WORK TO COMPLETE
The records that follow must be reproduced in full, exactly as written.

:: PROVIDED MATERIAL

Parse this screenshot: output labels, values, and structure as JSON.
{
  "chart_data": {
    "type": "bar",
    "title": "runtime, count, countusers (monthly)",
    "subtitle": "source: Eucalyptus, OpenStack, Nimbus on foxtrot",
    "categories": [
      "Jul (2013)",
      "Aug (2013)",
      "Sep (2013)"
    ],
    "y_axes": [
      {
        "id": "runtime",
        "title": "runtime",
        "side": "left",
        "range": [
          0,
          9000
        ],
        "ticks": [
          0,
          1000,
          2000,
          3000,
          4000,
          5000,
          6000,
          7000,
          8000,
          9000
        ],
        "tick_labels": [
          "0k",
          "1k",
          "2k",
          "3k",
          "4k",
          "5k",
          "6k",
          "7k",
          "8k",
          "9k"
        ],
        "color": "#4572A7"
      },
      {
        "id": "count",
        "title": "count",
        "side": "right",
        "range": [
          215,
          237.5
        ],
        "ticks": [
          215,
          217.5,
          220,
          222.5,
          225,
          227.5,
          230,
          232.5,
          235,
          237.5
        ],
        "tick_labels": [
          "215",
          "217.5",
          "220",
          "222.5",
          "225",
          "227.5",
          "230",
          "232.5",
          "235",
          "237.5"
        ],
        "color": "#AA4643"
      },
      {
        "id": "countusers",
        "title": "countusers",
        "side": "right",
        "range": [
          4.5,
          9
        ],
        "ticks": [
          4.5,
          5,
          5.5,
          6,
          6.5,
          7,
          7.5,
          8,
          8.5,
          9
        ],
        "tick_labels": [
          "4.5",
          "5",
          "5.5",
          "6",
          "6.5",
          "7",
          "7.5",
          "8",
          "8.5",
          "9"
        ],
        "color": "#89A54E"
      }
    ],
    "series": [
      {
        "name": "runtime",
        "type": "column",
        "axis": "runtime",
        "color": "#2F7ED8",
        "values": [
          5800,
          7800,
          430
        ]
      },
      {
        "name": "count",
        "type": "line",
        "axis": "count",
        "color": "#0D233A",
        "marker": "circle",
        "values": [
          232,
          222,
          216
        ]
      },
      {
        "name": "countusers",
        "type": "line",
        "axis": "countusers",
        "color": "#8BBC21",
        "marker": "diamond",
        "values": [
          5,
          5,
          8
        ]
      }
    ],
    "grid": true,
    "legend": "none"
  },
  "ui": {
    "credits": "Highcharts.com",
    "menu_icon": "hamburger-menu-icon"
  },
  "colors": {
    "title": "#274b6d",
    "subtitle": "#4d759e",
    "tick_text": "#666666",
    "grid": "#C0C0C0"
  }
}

::::

FINISHED EXERCISE
Parse this screenshot: output labels, values, and structure as JSON.
{
  "chart_data": {
    "type": "bar",
    "title": "runtime, count, countusers (monthly)",
    "subtitle": "source: Eucalyptus, OpenStack, Nimbus on foxtrot",
    "categories": [
      "Jul (2013)",
      "Aug (2013)",
      "Sep (2013)"
    ],
    "y_axes": [
      {
        "id": "runtime",
        "title": "runtime",
        "side": "left",
        "range": [
          0,
          9000
        ],
        "ticks": [
          0,
          1000,
          2000,
          3000,
          4000,
          5000,
          6000,
          7000,
          8000,
          9000
        ],
        "tick_labels": [
          "0k",
          "1k",
          "2k",
          "3k",
          "4k",
          "5k",
          "6k",
          "7k",
          "8k",
          "9k"
        ],
        "color": "#4572A7"
      },
      {
        "id": "count",
        "title": "count",
        "side": "right",
        "range": [
          215,
          237.5
        ],
        "ticks": [
          215,
          217.5,
          220,
          222.5,
          225,
          227.5,
          230,
          232.5,
          235,
          237.5
        ],
        "tick_labels": [
          "215",
          "217.5",
          "220",
          "222.5",
          "225",
          "227.5",
          "230",
          "232.5",
          "235",
          "237.5"
        ],
        "color": "#AA4643"
      },
      {
        "id": "countusers",
        "title": "countusers",
        "side": "right",
        "range": [
          4.5,
          9
        ],
        "ticks": [
          4.5,
          5,
          5.5,
          6,
          6.5,
          7,
          7.5,
          8,
          8.5,
          9
        ],
        "tick_labels": [
          "4.5",
          "5",
          "5.5",
          "6",
          "6.5",
          "7",
          "7.5",
          "8",
          "8.5",
          "9"
        ],
        "color": "#89A54E"
      }
    ],
    "series": [
      {
        "name": "runtime",
        "type": "column",
        "axis": "runtime",
        "color": "#2F7ED8",
        "values": [
          5800,
          7800,
          430
        ]
      },
      {
        "name": "count",
        "type": "line",
        "axis": "count",
        "color": "#0D233A",
        "marker": "circle",
        "values": [
          232,
          222,
          216
        ]
      },
      {
        "name": "countusers",
        "type": "line",
        "axis": "countusers",
        "color": "#8BBC21",
        "marker": "diamond",
        "values": [
          5,
          5,
          8
        ]
      }
    ],
    "grid": true,
    "legend": "none"
  },
  "ui": {
    "credits": "Highcharts.com",
    "menu_icon": "hamburger-menu-icon"
  },
  "colors": {
    "title": "#274b6d",
    "subtitle": "#4d759e",
    "tick_text": "#666666",
    "grid": "#C0C0C0"
  }
}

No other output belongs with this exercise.